▸ What you are asked to do: Repeat the listing from its first line through the line containing "- comment-text: 下礼拜一怎么操作只会一声呗👌: [166, 2053, 822, 2107]", swapping "comments-title" for "comments-heading" and changing nothing else.

▸ Data provided:
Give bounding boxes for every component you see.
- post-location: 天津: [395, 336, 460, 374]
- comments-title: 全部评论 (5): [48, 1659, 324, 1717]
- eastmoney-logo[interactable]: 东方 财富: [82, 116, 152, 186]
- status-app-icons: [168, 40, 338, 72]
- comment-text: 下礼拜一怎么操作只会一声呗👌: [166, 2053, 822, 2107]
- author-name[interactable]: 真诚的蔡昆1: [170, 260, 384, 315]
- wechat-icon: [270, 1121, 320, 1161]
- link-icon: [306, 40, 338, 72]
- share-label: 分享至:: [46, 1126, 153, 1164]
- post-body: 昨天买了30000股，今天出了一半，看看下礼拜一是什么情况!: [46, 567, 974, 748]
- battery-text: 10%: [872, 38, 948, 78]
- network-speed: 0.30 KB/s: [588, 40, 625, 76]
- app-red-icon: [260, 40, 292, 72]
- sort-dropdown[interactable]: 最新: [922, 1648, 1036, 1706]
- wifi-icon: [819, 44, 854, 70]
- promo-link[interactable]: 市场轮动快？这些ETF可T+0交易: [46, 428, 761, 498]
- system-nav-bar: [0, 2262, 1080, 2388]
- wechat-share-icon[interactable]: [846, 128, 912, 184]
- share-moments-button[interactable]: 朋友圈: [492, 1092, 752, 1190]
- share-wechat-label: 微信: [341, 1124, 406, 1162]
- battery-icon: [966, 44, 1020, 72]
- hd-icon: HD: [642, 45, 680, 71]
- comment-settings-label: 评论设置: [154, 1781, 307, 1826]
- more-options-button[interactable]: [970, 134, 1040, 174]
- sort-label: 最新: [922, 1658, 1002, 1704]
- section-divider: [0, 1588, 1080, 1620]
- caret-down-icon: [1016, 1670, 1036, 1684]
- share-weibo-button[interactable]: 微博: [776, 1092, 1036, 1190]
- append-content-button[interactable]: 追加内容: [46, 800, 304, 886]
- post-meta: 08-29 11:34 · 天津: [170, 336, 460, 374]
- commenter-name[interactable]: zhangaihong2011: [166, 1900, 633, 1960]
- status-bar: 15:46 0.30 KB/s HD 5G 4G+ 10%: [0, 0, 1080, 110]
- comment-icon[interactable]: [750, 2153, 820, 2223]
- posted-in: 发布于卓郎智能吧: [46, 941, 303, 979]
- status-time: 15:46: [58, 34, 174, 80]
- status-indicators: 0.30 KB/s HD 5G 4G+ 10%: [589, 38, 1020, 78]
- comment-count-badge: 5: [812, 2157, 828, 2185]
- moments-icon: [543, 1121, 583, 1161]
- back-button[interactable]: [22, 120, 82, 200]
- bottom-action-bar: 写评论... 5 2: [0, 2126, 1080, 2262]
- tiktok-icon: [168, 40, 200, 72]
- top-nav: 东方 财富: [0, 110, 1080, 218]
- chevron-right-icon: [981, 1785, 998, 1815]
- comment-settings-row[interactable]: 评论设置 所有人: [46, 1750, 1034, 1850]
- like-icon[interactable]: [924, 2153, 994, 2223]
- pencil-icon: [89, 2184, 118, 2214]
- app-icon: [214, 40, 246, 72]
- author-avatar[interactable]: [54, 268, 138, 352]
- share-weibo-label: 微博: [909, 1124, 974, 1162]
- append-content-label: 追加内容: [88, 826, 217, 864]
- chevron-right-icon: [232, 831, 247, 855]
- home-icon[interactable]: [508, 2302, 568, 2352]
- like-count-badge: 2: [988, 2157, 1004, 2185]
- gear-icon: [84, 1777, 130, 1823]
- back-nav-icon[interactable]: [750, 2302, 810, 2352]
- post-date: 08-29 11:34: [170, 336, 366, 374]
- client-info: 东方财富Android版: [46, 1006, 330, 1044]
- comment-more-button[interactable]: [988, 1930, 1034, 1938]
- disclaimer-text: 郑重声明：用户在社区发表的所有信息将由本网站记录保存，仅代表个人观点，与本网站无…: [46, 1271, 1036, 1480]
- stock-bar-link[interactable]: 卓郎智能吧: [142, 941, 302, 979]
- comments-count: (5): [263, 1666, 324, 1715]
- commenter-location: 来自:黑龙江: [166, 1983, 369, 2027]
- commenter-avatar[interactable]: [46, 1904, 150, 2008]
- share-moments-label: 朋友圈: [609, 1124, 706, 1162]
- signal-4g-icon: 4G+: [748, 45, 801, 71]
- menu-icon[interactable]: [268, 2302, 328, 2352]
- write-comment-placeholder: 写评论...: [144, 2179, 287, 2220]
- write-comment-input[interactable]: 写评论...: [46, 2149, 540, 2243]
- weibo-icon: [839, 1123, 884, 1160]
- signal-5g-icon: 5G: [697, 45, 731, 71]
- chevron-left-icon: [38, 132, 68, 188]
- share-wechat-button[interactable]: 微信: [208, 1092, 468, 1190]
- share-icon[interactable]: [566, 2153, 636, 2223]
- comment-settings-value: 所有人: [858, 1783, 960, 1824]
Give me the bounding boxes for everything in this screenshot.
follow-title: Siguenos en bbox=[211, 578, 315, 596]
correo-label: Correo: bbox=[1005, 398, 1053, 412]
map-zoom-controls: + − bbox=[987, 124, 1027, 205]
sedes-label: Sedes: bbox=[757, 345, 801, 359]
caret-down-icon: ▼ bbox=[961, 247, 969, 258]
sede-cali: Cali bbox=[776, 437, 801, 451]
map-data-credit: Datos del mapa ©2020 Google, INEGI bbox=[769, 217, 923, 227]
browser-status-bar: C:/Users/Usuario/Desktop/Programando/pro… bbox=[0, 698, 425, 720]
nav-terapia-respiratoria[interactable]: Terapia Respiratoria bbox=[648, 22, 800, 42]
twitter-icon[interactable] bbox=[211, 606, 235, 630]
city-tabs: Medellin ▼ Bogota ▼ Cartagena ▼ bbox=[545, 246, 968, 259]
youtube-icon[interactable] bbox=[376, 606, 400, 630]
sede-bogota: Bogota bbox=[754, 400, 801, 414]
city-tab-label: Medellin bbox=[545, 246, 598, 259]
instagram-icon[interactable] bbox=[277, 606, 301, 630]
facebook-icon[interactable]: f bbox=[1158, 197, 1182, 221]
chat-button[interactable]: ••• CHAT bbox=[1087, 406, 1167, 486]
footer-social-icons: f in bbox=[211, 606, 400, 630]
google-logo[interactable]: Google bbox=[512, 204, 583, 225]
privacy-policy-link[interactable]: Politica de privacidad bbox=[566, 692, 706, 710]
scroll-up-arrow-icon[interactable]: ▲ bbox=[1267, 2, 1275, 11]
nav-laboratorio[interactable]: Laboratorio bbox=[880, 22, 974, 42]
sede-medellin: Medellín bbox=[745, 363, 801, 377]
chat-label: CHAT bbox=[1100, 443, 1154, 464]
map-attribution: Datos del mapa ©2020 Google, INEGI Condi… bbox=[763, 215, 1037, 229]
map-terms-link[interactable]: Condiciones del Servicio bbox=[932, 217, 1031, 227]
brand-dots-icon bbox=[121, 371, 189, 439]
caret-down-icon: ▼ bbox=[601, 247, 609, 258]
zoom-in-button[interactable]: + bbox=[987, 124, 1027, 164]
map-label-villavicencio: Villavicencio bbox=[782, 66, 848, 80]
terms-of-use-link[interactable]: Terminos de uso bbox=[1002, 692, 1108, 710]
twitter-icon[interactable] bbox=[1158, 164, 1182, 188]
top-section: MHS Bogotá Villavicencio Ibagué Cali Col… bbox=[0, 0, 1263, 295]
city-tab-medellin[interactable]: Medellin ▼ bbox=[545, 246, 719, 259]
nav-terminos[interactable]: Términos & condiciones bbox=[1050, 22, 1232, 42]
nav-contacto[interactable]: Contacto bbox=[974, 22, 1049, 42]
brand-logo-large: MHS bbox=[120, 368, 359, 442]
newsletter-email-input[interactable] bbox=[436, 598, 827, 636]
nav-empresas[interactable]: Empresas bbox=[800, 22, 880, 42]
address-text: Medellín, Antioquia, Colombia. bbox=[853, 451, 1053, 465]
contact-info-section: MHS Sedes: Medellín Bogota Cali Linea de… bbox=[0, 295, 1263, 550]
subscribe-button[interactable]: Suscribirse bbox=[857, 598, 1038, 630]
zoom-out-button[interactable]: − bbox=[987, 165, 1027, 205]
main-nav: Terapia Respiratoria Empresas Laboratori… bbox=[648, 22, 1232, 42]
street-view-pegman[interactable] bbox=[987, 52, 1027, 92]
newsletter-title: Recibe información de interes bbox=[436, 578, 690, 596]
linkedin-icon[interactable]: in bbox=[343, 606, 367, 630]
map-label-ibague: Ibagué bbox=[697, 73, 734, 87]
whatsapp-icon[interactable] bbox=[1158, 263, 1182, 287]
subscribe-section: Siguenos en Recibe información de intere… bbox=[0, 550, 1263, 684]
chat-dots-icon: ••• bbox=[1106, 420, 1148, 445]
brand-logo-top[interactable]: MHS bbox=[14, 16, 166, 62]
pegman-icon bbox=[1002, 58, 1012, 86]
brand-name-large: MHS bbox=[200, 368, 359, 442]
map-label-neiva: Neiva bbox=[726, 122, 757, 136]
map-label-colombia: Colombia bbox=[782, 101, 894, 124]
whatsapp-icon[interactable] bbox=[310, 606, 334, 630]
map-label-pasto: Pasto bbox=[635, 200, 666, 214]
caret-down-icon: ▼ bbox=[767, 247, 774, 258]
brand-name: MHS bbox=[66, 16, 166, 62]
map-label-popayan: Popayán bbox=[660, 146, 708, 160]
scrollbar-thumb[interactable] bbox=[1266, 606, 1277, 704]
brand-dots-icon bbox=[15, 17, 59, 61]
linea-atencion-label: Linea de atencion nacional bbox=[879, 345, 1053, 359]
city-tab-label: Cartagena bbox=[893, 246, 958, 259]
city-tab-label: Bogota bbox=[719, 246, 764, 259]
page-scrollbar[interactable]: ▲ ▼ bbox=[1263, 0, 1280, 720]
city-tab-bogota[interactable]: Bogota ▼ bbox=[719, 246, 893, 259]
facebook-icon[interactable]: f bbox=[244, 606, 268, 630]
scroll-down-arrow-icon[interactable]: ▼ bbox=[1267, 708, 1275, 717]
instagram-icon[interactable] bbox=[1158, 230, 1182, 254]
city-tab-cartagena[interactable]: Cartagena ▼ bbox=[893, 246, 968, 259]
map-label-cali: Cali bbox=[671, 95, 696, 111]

▸ Solved exercise:
Give bounding boxes for every component you see.
- post-location: 天津: [395, 336, 460, 374]
- comments-heading: 全部评论 (5): [48, 1659, 324, 1717]
- eastmoney-logo[interactable]: 东方 财富: [82, 116, 152, 186]
- status-app-icons: [168, 40, 338, 72]
- comment-text: 下礼拜一怎么操作只会一声呗👌: [166, 2053, 822, 2107]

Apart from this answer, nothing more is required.